[DATA PROVIDED]
╔══

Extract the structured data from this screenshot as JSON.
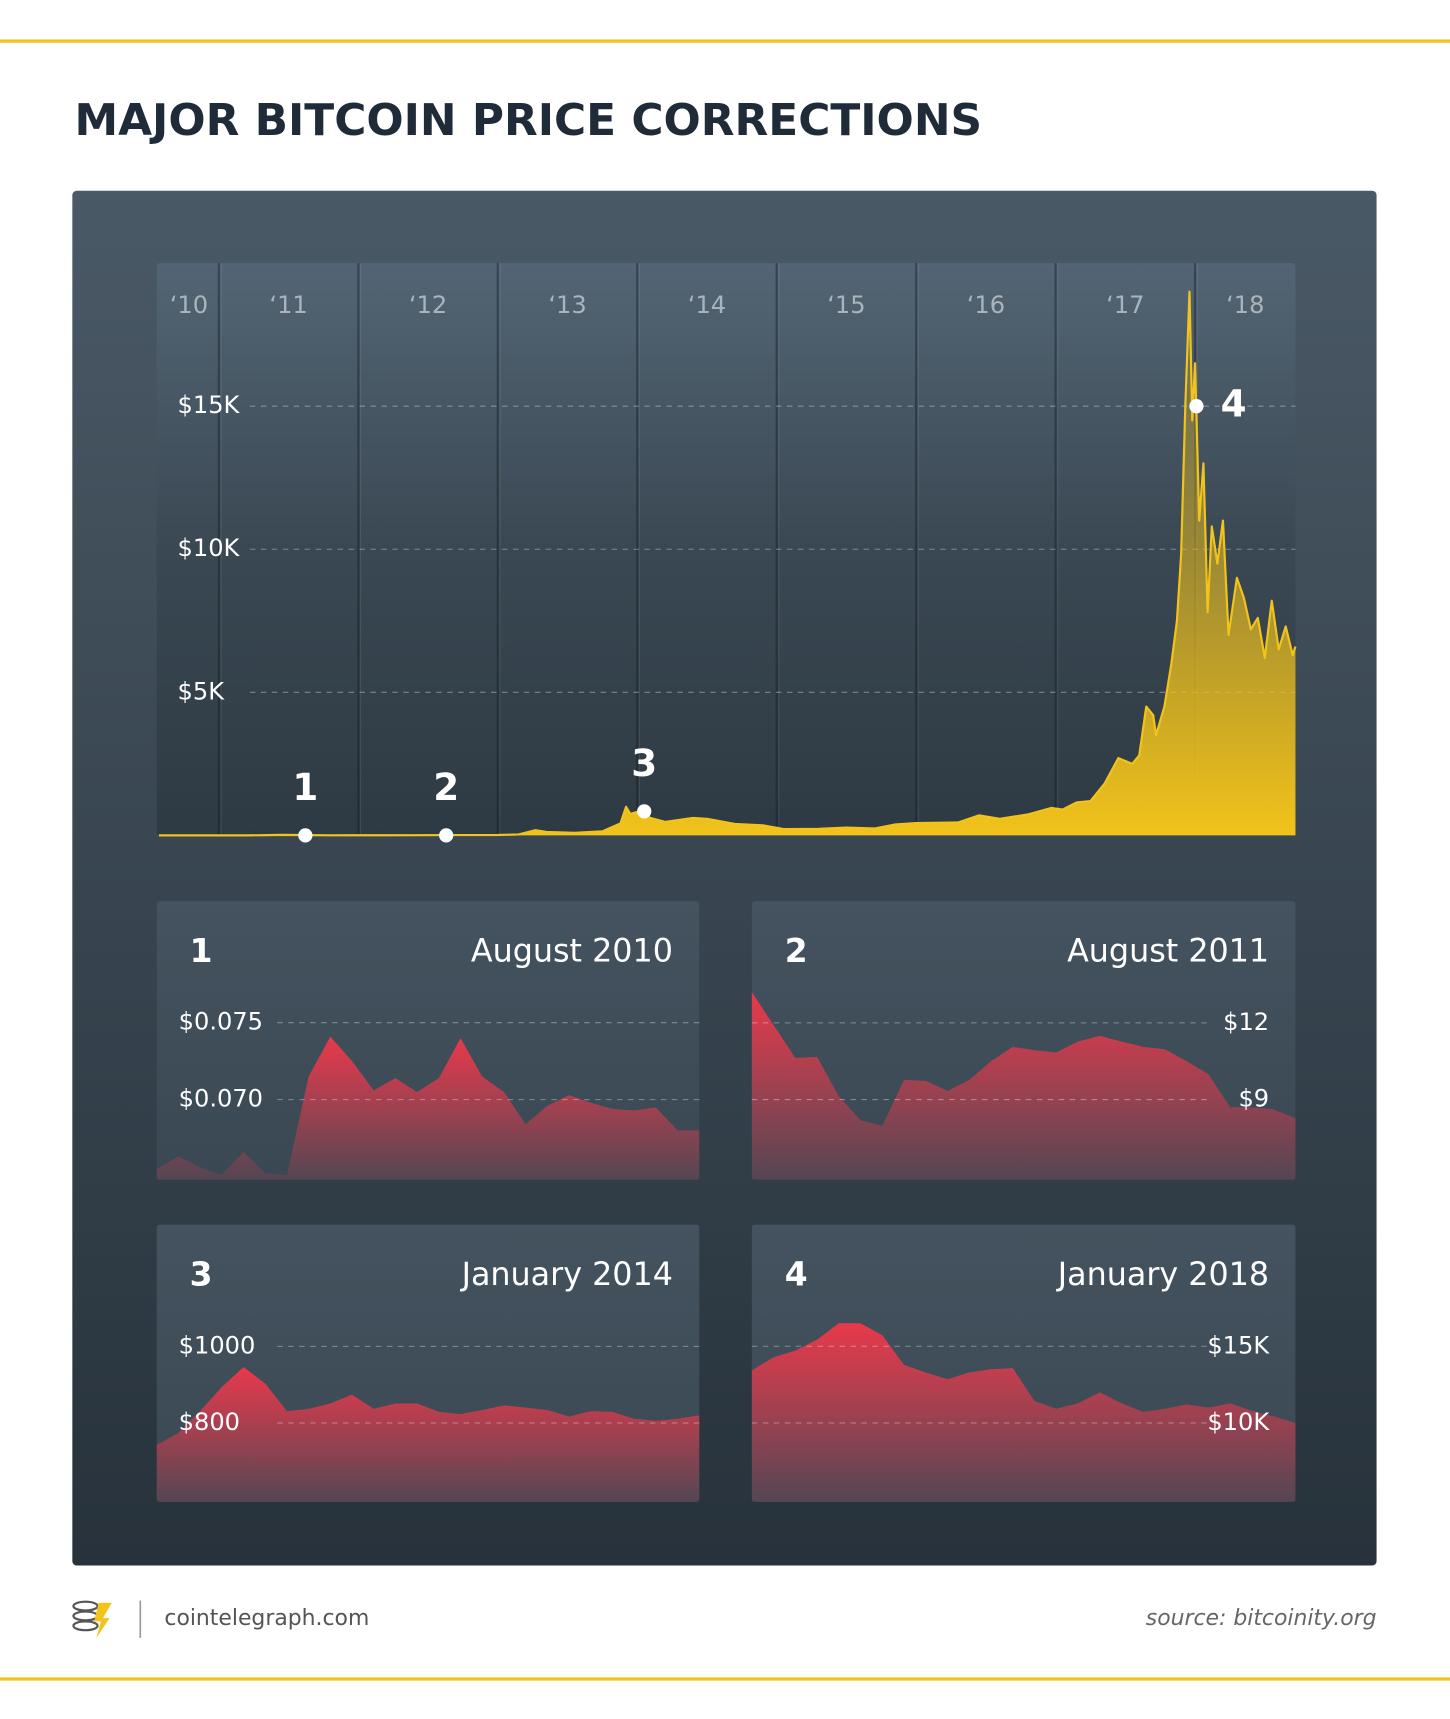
{
  "header": {
    "title": "MAJOR BITCOIN PRICE CORRECTIONS"
  },
  "footer": {
    "site": "cointelegraph.com",
    "source": "source: bitcoinity.org"
  },
  "chart_data": [
    {
      "type": "area",
      "color": "#f2c31b",
      "grid": true,
      "xlim": [
        2010.57,
        2018.72
      ],
      "xticks": [
        {
          "value": 2010,
          "label": "‘10"
        },
        {
          "value": 2011,
          "label": "‘11"
        },
        {
          "value": 2012,
          "label": "‘12"
        },
        {
          "value": 2013,
          "label": "‘13"
        },
        {
          "value": 2014,
          "label": "‘14"
        },
        {
          "value": 2015,
          "label": "‘15"
        },
        {
          "value": 2016,
          "label": "‘16"
        },
        {
          "value": 2017,
          "label": "‘17"
        },
        {
          "value": 2018,
          "label": "‘18"
        }
      ],
      "ylim": [
        0,
        20000
      ],
      "yticks": [
        {
          "value": 5000,
          "label": "$5K"
        },
        {
          "value": 10000,
          "label": "$10K"
        },
        {
          "value": 15000,
          "label": "$15K"
        }
      ],
      "x": [
        2010.57,
        2010.8,
        2011.0,
        2011.2,
        2011.35,
        2011.45,
        2011.55,
        2011.65,
        2011.8,
        2011.95,
        2012.2,
        2012.45,
        2012.65,
        2012.85,
        2013.0,
        2013.15,
        2013.27,
        2013.35,
        2013.55,
        2013.75,
        2013.88,
        2013.92,
        2013.95,
        2014.0,
        2014.1,
        2014.2,
        2014.4,
        2014.5,
        2014.7,
        2014.9,
        2015.05,
        2015.3,
        2015.5,
        2015.7,
        2015.85,
        2016.0,
        2016.3,
        2016.45,
        2016.6,
        2016.8,
        2016.97,
        2017.05,
        2017.15,
        2017.25,
        2017.35,
        2017.45,
        2017.55,
        2017.6,
        2017.65,
        2017.7,
        2017.72,
        2017.78,
        2017.83,
        2017.87,
        2017.9,
        2017.93,
        2017.96,
        2017.98,
        2018.0,
        2018.03,
        2018.06,
        2018.09,
        2018.12,
        2018.16,
        2018.2,
        2018.24,
        2018.3,
        2018.35,
        2018.4,
        2018.45,
        2018.5,
        2018.55,
        2018.6,
        2018.65,
        2018.7,
        2018.72
      ],
      "values": [
        0.07,
        0.2,
        0.3,
        0.9,
        8,
        17,
        14,
        10,
        3,
        4.7,
        5,
        6.7,
        12,
        11,
        13.5,
        33,
        180,
        120,
        90,
        140,
        420,
        1000,
        750,
        820,
        600,
        470,
        610,
        580,
        400,
        350,
        220,
        230,
        270,
        240,
        380,
        430,
        450,
        700,
        580,
        730,
        960,
        900,
        1150,
        1200,
        1800,
        2700,
        2500,
        2800,
        4500,
        4200,
        3500,
        4500,
        6000,
        7500,
        9800,
        15000,
        19000,
        14500,
        16500,
        11000,
        13000,
        7800,
        10800,
        9500,
        11000,
        7000,
        9000,
        8300,
        7200,
        7600,
        6200,
        8200,
        6500,
        7300,
        6300,
        6600
      ],
      "annotations": [
        {
          "label": "1",
          "x": 2011.62,
          "y": 0
        },
        {
          "label": "2",
          "x": 2012.63,
          "y": 0
        },
        {
          "label": "3",
          "x": 2014.05,
          "y": 840
        },
        {
          "label": "4",
          "x": 2018.01,
          "y": 15000
        }
      ]
    },
    {
      "type": "area",
      "label": "1",
      "title": "August 2010",
      "color": "#e8394b",
      "grid": true,
      "ytick_side": "left",
      "ylim": [
        0.0648,
        0.0777
      ],
      "yticks": [
        {
          "value": 0.07,
          "label": "$0.070"
        },
        {
          "value": 0.075,
          "label": "$0.075"
        }
      ],
      "values": [
        0.0655,
        0.0663,
        0.0656,
        0.0651,
        0.0666,
        0.0652,
        0.0651,
        0.0715,
        0.0741,
        0.0725,
        0.0706,
        0.0714,
        0.0705,
        0.0714,
        0.074,
        0.0715,
        0.0705,
        0.0684,
        0.0696,
        0.0703,
        0.0698,
        0.0694,
        0.0693,
        0.0695,
        0.068,
        0.068
      ]
    },
    {
      "type": "area",
      "label": "2",
      "title": "August 2011",
      "color": "#e8394b",
      "grid": true,
      "ytick_side": "right",
      "ylim": [
        5.87,
        13.63
      ],
      "yticks": [
        {
          "value": 9,
          "label": "$9"
        },
        {
          "value": 12,
          "label": "$12"
        }
      ],
      "values": [
        13.2,
        11.91,
        10.63,
        10.67,
        9.13,
        8.19,
        7.97,
        9.77,
        9.73,
        9.34,
        9.77,
        10.5,
        11.06,
        10.93,
        10.84,
        11.27,
        11.49,
        11.27,
        11.06,
        10.97,
        10.5,
        9.99,
        8.7,
        8.7,
        8.61,
        8.27
      ]
    },
    {
      "type": "area",
      "label": "3",
      "title": "January 2014",
      "color": "#e8394b",
      "grid": true,
      "ytick_side": "left",
      "ylim": [
        594,
        1109
      ],
      "yticks": [
        {
          "value": 800,
          "label": "$800"
        },
        {
          "value": 1000,
          "label": "$1000"
        }
      ],
      "values": [
        743,
        774,
        831,
        894,
        946,
        903,
        831,
        837,
        851,
        874,
        837,
        851,
        851,
        829,
        823,
        834,
        846,
        840,
        834,
        817,
        831,
        829,
        811,
        806,
        811,
        820
      ]
    },
    {
      "type": "area",
      "label": "4",
      "title": "January 2018",
      "color": "#e8394b",
      "grid": true,
      "ytick_side": "right",
      "ylim": [
        4857,
        17714
      ],
      "yticks": [
        {
          "value": 10000,
          "label": "$10K"
        },
        {
          "value": 15000,
          "label": "$15K"
        }
      ],
      "values": [
        13429,
        14286,
        14714,
        15429,
        16500,
        16500,
        15714,
        13786,
        13286,
        12857,
        13286,
        13500,
        13571,
        11429,
        10929,
        11286,
        12000,
        11286,
        10714,
        10929,
        11214,
        11000,
        11286,
        10786,
        10429,
        10000
      ]
    }
  ]
}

╚══

[INSTRUCTION] Quote the listing above in full, except for the pictures.

[RESULT OF THE EXERCISE]
Extract the structured data from this screenshot as JSON.
{
  "header": {
    "title": "MAJOR BITCOIN PRICE CORRECTIONS"
  },
  "footer": {
    "site": "cointelegraph.com",
    "source": "source: bitcoinity.org"
  },
  "chart_data": [
    {
      "type": "area",
      "color": "#f2c31b",
      "grid": true,
      "xlim": [
        2010.57,
        2018.72
      ],
      "xticks": [
        {
          "value": 2010,
          "label": "‘10"
        },
        {
          "value": 2011,
          "label": "‘11"
        },
        {
          "value": 2012,
          "label": "‘12"
        },
        {
          "value": 2013,
          "label": "‘13"
        },
        {
          "value": 2014,
          "label": "‘14"
        },
        {
          "value": 2015,
          "label": "‘15"
        },
        {
          "value": 2016,
          "label": "‘16"
        },
        {
          "value": 2017,
          "label": "‘17"
        },
        {
          "value": 2018,
          "label": "‘18"
        }
      ],
      "ylim": [
        0,
        20000
      ],
      "yticks": [
        {
          "value": 5000,
          "label": "$5K"
        },
        {
          "value": 10000,
          "label": "$10K"
        },
        {
          "value": 15000,
          "label": "$15K"
        }
      ],
      "x": [
        2010.57,
        2010.8,
        2011.0,
        2011.2,
        2011.35,
        2011.45,
        2011.55,
        2011.65,
        2011.8,
        2011.95,
        2012.2,
        2012.45,
        2012.65,
        2012.85,
        2013.0,
        2013.15,
        2013.27,
        2013.35,
        2013.55,
        2013.75,
        2013.88,
        2013.92,
        2013.95,
        2014.0,
        2014.1,
        2014.2,
        2014.4,
        2014.5,
        2014.7,
        2014.9,
        2015.05,
        2015.3,
        2015.5,
        2015.7,
        2015.85,
        2016.0,
        2016.3,
        2016.45,
        2016.6,
        2016.8,
        2016.97,
        2017.05,
        2017.15,
        2017.25,
        2017.35,
        2017.45,
        2017.55,
        2017.6,
        2017.65,
        2017.7,
        2017.72,
        2017.78,
        2017.83,
        2017.87,
        2017.9,
        2017.93,
        2017.96,
        2017.98,
        2018.0,
        2018.03,
        2018.06,
        2018.09,
        2018.12,
        2018.16,
        2018.2,
        2018.24,
        2018.3,
        2018.35,
        2018.4,
        2018.45,
        2018.5,
        2018.55,
        2018.6,
        2018.65,
        2018.7,
        2018.72
      ],
      "values": [
        0.07,
        0.2,
        0.3,
        0.9,
        8,
        17,
        14,
        10,
        3,
        4.7,
        5,
        6.7,
        12,
        11,
        13.5,
        33,
        180,
        120,
        90,
        140,
        420,
        1000,
        750,
        820,
        600,
        470,
        610,
        580,
        400,
        350,
        220,
        230,
        270,
        240,
        380,
        430,
        450,
        700,
        580,
        730,
        960,
        900,
        1150,
        1200,
        1800,
        2700,
        2500,
        2800,
        4500,
        4200,
        3500,
        4500,
        6000,
        7500,
        9800,
        15000,
        19000,
        14500,
        16500,
        11000,
        13000,
        7800,
        10800,
        9500,
        11000,
        7000,
        9000,
        8300,
        7200,
        7600,
        6200,
        8200,
        6500,
        7300,
        6300,
        6600
      ],
      "annotations": [
        {
          "label": "1",
          "x": 2011.62,
          "y": 0
        },
        {
          "label": "2",
          "x": 2012.63,
          "y": 0
        },
        {
          "label": "3",
          "x": 2014.05,
          "y": 840
        },
        {
          "label": "4",
          "x": 2018.01,
          "y": 15000
        }
      ]
    },
    {
      "type": "area",
      "label": "1",
      "title": "August 2010",
      "color": "#e8394b",
      "grid": true,
      "ytick_side": "left",
      "ylim": [
        0.0648,
        0.0777
      ],
      "yticks": [
        {
          "value": 0.07,
          "label": "$0.070"
        },
        {
          "value": 0.075,
          "label": "$0.075"
        }
      ],
      "values": [
        0.0655,
        0.0663,
        0.0656,
        0.0651,
        0.0666,
        0.0652,
        0.0651,
        0.0715,
        0.0741,
        0.0725,
        0.0706,
        0.0714,
        0.0705,
        0.0714,
        0.074,
        0.0715,
        0.0705,
        0.0684,
        0.0696,
        0.0703,
        0.0698,
        0.0694,
        0.0693,
        0.0695,
        0.068,
        0.068
      ]
    },
    {
      "type": "area",
      "label": "2",
      "title": "August 2011",
      "color": "#e8394b",
      "grid": true,
      "ytick_side": "right",
      "ylim": [
        5.87,
        13.63
      ],
      "yticks": [
        {
          "value": 9,
          "label": "$9"
        },
        {
          "value": 12,
          "label": "$12"
        }
      ],
      "values": [
        13.2,
        11.91,
        10.63,
        10.67,
        9.13,
        8.19,
        7.97,
        9.77,
        9.73,
        9.34,
        9.77,
        10.5,
        11.06,
        10.93,
        10.84,
        11.27,
        11.49,
        11.27,
        11.06,
        10.97,
        10.5,
        9.99,
        8.7,
        8.7,
        8.61,
        8.27
      ]
    },
    {
      "type": "area",
      "label": "3",
      "title": "January 2014",
      "color": "#e8394b",
      "grid": true,
      "ytick_side": "left",
      "ylim": [
        594,
        1109
      ],
      "yticks": [
        {
          "value": 800,
          "label": "$800"
        },
        {
          "value": 1000,
          "label": "$1000"
        }
      ],
      "values": [
        743,
        774,
        831,
        894,
        946,
        903,
        831,
        837,
        851,
        874,
        837,
        851,
        851,
        829,
        823,
        834,
        846,
        840,
        834,
        817,
        831,
        829,
        811,
        806,
        811,
        820
      ]
    },
    {
      "type": "area",
      "label": "4",
      "title": "January 2018",
      "color": "#e8394b",
      "grid": true,
      "ytick_side": "right",
      "ylim": [
        4857,
        17714
      ],
      "yticks": [
        {
          "value": 10000,
          "label": "$10K"
        },
        {
          "value": 15000,
          "label": "$15K"
        }
      ],
      "values": [
        13429,
        14286,
        14714,
        15429,
        16500,
        16500,
        15714,
        13786,
        13286,
        12857,
        13286,
        13500,
        13571,
        11429,
        10929,
        11286,
        12000,
        11286,
        10714,
        10929,
        11214,
        11000,
        11286,
        10786,
        10429,
        10000
      ]
    }
  ]
}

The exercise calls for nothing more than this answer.